[start Data]

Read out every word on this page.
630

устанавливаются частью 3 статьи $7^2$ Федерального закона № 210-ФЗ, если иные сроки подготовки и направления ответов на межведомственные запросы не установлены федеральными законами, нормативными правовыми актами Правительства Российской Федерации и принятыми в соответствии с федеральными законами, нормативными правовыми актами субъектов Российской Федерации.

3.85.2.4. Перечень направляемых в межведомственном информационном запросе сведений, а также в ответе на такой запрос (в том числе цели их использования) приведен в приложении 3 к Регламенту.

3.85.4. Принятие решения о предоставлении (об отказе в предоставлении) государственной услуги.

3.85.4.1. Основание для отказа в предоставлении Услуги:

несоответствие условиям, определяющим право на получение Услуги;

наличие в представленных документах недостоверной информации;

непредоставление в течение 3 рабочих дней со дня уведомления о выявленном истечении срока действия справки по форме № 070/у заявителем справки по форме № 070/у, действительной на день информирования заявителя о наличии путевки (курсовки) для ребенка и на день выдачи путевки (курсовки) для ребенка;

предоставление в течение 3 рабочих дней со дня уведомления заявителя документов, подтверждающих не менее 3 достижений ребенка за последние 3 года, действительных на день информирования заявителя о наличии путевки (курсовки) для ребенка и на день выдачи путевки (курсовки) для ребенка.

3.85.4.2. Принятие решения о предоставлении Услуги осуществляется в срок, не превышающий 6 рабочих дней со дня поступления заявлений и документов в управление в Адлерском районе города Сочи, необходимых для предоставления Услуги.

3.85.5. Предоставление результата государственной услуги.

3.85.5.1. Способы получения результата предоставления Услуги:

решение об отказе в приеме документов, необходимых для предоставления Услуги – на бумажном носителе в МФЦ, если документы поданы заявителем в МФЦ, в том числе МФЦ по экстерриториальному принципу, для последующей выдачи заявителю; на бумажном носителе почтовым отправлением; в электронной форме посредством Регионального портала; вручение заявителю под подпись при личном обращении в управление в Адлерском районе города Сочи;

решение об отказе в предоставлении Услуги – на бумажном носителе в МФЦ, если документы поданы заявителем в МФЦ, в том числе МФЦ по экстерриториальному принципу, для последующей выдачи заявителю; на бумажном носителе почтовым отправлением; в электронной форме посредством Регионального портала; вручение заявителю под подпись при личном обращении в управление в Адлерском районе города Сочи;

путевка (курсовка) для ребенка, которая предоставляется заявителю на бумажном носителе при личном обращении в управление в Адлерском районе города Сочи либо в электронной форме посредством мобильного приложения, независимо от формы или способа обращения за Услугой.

[end Data]

Exercise brief:
Collect the complete line wherever the string "результата" appears in the records.

Problem solution:
3.85.5. Предоставление результата государственной услуги.
3.85.5.1. Способы получения результата предоставления Услуги:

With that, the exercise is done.